**Directions**
Copy out each line exactly as it appears.

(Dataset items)
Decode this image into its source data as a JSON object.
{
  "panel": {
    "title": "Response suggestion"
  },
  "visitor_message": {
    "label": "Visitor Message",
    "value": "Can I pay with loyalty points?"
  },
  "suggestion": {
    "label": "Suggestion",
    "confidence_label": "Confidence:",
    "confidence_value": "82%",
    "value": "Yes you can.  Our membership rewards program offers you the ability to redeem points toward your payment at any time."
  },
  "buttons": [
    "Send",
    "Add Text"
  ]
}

**Solution**
Decode this image into its source data as a JSON object.
{
  "panel": {
    "title": "Response suggestion"
  },
  "visitor_message": {
    "label": "Visitor Message",
    "value": "Can I pay with loyalty points?"
  },
  "suggestion": {
    "label": "Suggestion",
    "confidence_label": "Confidence:",
    "confidence_value": "82%",
    "value": "Yes you can.  Our membership rewards program offers you the ability to redeem points toward your payment at any time."
  },
  "buttons": [
    "Send",
    "Add Text"
  ]
}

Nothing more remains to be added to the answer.